- Exercise objective -
Reproduce the records line for line, beginning with the first line and continuing up to and including the line that contains "svg-text:140: 140 (640, 801, 661, 833)".

»»

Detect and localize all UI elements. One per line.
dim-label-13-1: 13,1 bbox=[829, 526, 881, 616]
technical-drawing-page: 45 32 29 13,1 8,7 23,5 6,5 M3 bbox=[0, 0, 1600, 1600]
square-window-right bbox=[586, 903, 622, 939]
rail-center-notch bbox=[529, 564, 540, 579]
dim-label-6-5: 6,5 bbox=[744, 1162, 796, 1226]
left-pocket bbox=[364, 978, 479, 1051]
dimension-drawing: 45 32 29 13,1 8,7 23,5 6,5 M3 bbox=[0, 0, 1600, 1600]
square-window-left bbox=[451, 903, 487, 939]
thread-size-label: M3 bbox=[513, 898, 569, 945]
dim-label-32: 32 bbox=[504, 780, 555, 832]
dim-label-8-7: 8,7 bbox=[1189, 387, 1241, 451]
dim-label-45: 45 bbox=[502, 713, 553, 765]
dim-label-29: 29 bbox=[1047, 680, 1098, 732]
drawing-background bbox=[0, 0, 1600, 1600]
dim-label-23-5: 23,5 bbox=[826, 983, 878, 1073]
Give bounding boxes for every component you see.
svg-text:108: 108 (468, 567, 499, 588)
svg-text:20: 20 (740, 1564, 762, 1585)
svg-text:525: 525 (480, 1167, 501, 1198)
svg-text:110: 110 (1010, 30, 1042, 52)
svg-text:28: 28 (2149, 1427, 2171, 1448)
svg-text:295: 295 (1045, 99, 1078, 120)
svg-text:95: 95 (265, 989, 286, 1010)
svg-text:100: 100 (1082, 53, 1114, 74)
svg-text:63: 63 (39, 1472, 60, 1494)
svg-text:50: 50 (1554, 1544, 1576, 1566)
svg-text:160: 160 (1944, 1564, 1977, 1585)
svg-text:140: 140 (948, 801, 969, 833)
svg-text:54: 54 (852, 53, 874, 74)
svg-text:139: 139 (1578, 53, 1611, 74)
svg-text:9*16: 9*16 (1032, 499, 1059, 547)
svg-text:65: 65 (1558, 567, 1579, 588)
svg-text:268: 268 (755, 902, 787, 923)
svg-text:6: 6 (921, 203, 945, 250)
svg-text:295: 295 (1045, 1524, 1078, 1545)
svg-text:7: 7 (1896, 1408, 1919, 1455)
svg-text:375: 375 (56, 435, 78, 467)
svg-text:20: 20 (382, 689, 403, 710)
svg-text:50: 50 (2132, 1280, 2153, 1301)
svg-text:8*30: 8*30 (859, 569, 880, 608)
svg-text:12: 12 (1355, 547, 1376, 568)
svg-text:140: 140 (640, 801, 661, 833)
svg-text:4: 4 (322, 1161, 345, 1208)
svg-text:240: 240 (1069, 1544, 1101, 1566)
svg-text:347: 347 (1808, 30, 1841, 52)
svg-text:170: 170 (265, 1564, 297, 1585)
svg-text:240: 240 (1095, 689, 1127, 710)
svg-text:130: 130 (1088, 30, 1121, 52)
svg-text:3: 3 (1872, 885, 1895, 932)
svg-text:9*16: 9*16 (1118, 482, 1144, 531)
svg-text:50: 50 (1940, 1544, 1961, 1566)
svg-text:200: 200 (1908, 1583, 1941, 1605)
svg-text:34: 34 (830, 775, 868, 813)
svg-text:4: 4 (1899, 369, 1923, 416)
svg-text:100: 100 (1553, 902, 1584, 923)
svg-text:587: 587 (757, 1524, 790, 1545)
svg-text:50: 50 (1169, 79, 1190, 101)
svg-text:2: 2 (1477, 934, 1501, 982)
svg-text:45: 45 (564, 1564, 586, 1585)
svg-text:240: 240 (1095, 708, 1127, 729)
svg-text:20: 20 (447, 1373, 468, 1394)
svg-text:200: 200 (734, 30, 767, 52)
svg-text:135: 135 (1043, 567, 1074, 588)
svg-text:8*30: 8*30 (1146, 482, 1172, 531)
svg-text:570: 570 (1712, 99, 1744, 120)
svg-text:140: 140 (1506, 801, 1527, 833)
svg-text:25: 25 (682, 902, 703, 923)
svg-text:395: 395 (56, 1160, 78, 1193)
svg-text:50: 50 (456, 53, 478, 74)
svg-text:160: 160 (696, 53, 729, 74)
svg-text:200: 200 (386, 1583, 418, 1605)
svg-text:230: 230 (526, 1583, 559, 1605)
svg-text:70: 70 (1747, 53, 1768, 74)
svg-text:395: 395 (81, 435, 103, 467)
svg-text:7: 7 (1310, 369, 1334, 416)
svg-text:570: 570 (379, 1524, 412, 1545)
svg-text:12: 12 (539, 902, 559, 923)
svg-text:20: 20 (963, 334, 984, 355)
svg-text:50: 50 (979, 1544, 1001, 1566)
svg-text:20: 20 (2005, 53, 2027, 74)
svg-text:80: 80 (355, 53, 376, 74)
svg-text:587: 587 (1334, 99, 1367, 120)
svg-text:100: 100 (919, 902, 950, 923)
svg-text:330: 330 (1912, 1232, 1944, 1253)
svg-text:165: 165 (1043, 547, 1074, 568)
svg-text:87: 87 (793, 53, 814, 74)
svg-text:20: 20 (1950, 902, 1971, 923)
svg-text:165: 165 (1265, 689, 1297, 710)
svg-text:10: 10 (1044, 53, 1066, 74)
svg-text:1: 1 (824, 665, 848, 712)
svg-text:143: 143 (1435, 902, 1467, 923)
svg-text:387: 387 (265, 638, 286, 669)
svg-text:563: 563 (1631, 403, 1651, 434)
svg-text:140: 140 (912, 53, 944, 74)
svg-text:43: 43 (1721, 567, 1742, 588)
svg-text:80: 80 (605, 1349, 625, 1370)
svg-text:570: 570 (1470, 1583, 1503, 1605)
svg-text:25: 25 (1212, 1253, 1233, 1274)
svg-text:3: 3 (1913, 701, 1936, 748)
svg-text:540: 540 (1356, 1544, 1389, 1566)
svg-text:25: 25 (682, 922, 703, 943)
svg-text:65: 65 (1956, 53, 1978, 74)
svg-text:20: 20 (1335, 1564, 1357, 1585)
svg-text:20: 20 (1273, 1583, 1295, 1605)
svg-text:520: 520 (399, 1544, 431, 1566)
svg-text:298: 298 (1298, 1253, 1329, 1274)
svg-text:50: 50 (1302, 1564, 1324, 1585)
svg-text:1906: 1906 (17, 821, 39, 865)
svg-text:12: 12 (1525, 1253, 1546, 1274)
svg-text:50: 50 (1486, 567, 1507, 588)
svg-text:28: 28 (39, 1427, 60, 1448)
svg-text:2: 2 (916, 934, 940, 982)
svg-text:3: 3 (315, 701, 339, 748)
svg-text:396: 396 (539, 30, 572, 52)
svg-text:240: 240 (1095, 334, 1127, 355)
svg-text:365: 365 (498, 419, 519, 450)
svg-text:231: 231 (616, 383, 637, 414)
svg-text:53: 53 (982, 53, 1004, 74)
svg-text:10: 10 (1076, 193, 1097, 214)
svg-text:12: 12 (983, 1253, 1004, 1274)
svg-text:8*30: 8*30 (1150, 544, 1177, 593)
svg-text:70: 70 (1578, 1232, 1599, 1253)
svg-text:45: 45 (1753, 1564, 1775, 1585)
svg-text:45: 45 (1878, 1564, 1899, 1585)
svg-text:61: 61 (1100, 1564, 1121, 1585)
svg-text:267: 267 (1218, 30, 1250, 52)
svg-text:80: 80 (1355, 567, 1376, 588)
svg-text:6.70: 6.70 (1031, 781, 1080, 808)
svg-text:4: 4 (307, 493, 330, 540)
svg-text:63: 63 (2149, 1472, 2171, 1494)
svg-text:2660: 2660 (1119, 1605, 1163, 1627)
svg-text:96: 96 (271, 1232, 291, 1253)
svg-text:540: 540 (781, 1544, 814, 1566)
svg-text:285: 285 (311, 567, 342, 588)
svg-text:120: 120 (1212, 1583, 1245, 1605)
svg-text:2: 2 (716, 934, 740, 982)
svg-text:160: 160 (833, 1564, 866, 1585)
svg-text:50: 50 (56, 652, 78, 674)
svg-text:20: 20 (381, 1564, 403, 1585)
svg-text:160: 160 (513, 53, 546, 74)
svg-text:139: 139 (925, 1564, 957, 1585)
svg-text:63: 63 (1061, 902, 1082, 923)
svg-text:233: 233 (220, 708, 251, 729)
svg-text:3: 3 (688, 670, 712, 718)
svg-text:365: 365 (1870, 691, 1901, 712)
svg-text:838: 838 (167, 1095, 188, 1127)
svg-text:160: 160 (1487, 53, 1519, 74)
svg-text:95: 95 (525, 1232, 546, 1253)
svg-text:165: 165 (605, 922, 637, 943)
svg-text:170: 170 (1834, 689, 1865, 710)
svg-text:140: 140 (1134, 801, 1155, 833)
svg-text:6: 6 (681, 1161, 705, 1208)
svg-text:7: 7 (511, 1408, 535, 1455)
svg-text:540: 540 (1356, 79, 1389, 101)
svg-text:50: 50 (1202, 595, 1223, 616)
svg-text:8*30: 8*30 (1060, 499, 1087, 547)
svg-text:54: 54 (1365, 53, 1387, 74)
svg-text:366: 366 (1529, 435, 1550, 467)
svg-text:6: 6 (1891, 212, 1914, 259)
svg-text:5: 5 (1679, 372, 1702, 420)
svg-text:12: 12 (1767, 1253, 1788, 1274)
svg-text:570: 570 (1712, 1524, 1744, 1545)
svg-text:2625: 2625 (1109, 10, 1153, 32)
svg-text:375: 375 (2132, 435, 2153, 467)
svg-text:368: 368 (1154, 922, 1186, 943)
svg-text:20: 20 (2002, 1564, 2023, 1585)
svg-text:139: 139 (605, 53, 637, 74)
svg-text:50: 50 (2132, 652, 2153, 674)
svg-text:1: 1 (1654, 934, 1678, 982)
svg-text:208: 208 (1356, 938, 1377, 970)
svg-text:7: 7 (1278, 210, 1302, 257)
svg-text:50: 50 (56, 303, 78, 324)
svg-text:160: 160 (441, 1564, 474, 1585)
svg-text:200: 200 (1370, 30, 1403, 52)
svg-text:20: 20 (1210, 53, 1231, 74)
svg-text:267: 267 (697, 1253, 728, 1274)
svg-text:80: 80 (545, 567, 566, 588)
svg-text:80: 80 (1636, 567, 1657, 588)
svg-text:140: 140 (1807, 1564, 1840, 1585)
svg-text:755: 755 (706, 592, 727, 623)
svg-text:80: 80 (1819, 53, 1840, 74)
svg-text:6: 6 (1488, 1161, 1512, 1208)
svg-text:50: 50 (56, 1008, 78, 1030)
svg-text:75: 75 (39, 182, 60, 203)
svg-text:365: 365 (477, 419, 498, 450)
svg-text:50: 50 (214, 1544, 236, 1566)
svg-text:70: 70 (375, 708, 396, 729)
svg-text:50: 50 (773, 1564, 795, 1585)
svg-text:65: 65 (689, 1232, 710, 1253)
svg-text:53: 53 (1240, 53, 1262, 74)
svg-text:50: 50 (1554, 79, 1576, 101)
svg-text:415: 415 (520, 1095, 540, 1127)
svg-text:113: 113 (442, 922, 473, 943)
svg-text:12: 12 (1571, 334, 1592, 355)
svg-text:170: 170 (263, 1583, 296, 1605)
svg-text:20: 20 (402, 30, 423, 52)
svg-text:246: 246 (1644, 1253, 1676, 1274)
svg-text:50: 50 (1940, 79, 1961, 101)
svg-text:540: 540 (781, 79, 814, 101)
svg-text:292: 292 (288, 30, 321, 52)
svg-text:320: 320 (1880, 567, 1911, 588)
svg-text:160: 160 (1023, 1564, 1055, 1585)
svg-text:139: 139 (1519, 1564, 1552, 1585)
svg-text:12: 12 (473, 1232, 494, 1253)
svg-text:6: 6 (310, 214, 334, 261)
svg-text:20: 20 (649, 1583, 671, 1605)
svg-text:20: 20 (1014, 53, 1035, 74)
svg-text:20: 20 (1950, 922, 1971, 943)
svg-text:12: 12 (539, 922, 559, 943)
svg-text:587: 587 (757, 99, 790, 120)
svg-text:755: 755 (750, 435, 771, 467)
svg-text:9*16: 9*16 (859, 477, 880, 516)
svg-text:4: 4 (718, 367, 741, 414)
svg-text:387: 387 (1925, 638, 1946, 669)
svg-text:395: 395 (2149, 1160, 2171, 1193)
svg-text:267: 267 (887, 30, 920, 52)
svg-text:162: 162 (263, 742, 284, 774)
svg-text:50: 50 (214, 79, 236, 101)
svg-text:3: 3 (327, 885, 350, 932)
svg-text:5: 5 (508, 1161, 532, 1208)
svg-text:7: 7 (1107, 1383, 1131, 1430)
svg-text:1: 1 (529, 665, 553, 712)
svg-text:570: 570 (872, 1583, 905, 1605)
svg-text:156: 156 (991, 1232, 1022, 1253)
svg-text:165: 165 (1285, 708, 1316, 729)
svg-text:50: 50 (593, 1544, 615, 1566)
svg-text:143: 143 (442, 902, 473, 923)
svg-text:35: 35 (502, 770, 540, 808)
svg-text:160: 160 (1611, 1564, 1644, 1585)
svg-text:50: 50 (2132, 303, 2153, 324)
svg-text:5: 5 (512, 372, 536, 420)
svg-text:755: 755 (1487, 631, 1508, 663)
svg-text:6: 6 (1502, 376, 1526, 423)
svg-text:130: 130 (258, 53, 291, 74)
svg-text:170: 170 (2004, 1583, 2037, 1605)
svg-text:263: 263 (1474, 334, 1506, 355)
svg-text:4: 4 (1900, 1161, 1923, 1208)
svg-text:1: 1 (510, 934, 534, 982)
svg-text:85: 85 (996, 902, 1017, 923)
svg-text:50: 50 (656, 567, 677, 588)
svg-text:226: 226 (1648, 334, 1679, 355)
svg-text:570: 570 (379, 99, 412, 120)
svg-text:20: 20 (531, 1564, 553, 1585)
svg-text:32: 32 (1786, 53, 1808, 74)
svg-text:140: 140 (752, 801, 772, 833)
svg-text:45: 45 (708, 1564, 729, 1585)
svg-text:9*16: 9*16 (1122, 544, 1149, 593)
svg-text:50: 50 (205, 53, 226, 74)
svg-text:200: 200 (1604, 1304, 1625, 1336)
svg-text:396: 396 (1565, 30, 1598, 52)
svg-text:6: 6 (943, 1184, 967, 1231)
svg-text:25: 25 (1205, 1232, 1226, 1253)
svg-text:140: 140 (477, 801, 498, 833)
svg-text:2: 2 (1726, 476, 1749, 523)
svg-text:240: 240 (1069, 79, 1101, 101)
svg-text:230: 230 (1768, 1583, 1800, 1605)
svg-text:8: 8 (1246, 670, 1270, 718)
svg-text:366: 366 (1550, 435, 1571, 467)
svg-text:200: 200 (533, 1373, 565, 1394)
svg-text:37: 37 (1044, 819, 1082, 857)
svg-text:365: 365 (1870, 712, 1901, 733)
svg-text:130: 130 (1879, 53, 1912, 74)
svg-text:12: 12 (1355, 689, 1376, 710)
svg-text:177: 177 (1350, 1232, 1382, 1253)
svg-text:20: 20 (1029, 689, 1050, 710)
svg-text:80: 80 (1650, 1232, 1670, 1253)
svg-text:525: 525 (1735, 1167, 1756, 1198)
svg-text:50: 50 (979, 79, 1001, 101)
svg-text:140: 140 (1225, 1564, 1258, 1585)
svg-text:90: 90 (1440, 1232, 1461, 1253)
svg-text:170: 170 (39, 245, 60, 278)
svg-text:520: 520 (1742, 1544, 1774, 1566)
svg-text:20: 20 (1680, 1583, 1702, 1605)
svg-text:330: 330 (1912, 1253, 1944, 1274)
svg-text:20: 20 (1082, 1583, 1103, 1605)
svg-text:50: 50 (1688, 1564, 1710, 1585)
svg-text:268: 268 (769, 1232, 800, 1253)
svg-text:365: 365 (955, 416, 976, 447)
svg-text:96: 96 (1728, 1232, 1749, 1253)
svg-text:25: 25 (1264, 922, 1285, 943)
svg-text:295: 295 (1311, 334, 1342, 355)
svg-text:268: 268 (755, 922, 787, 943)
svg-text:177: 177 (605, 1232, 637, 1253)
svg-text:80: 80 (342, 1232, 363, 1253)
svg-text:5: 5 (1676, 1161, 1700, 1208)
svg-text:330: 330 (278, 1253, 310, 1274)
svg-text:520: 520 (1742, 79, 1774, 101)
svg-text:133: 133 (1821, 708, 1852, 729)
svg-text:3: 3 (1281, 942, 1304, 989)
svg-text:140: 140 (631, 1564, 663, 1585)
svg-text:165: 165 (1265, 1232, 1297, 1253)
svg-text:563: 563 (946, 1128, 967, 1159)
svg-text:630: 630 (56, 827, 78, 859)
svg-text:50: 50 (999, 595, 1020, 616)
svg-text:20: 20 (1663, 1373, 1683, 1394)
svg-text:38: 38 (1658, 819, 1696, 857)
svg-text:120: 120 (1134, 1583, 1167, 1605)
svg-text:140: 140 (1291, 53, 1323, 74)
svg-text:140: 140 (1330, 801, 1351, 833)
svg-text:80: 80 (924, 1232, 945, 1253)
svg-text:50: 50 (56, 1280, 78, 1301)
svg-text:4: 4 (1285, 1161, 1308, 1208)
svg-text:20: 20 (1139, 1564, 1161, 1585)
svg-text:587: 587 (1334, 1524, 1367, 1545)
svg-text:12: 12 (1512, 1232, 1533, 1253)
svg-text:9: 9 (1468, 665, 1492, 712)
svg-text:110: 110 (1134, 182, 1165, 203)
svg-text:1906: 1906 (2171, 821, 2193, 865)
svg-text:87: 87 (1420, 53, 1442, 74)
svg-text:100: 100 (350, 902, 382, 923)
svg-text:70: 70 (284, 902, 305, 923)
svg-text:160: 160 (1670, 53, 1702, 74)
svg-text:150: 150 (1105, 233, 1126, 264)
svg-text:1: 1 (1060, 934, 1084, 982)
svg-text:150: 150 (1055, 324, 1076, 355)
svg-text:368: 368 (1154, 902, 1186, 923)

««

- The result -
Detect and localize all UI elements. One per line.
dim-label-13-1: 13,1 bbox=[829, 526, 881, 616]
technical-drawing-page: 45 32 29 13,1 8,7 23,5 6,5 M3 bbox=[0, 0, 1600, 1600]
square-window-right bbox=[586, 903, 622, 939]
rail-center-notch bbox=[529, 564, 540, 579]
dim-label-6-5: 6,5 bbox=[744, 1162, 796, 1226]
left-pocket bbox=[364, 978, 479, 1051]
dimension-drawing: 45 32 29 13,1 8,7 23,5 6,5 M3 bbox=[0, 0, 1600, 1600]
square-window-left bbox=[451, 903, 487, 939]
thread-size-label: M3 bbox=[513, 898, 569, 945]
dim-label-32: 32 bbox=[504, 780, 555, 832]
dim-label-8-7: 8,7 bbox=[1189, 387, 1241, 451]
dim-label-45: 45 bbox=[502, 713, 553, 765]
dim-label-29: 29 bbox=[1047, 680, 1098, 732]
drawing-background bbox=[0, 0, 1600, 1600]
dim-label-23-5: 23,5 bbox=[826, 983, 878, 1073]
Give bounding boxes for every component you see.
svg-text:108: 108 (468, 567, 499, 588)
svg-text:20: 20 (740, 1564, 762, 1585)
svg-text:525: 525 (480, 1167, 501, 1198)
svg-text:110: 110 (1010, 30, 1042, 52)
svg-text:28: 28 (2149, 1427, 2171, 1448)
svg-text:295: 295 (1045, 99, 1078, 120)
svg-text:95: 95 (265, 989, 286, 1010)
svg-text:100: 100 (1082, 53, 1114, 74)
svg-text:63: 63 (39, 1472, 60, 1494)
svg-text:50: 50 (1554, 1544, 1576, 1566)
svg-text:160: 160 (1944, 1564, 1977, 1585)
svg-text:140: 140 (948, 801, 969, 833)
svg-text:54: 54 (852, 53, 874, 74)
svg-text:139: 139 (1578, 53, 1611, 74)
svg-text:9*16: 9*16 (1032, 499, 1059, 547)
svg-text:65: 65 (1558, 567, 1579, 588)
svg-text:268: 268 (755, 902, 787, 923)
svg-text:6: 6 (921, 203, 945, 250)
svg-text:295: 295 (1045, 1524, 1078, 1545)
svg-text:7: 7 (1896, 1408, 1919, 1455)
svg-text:375: 375 (56, 435, 78, 467)
svg-text:20: 20 (382, 689, 403, 710)
svg-text:50: 50 (2132, 1280, 2153, 1301)
svg-text:8*30: 8*30 (859, 569, 880, 608)
svg-text:12: 12 (1355, 547, 1376, 568)
svg-text:140: 140 (640, 801, 661, 833)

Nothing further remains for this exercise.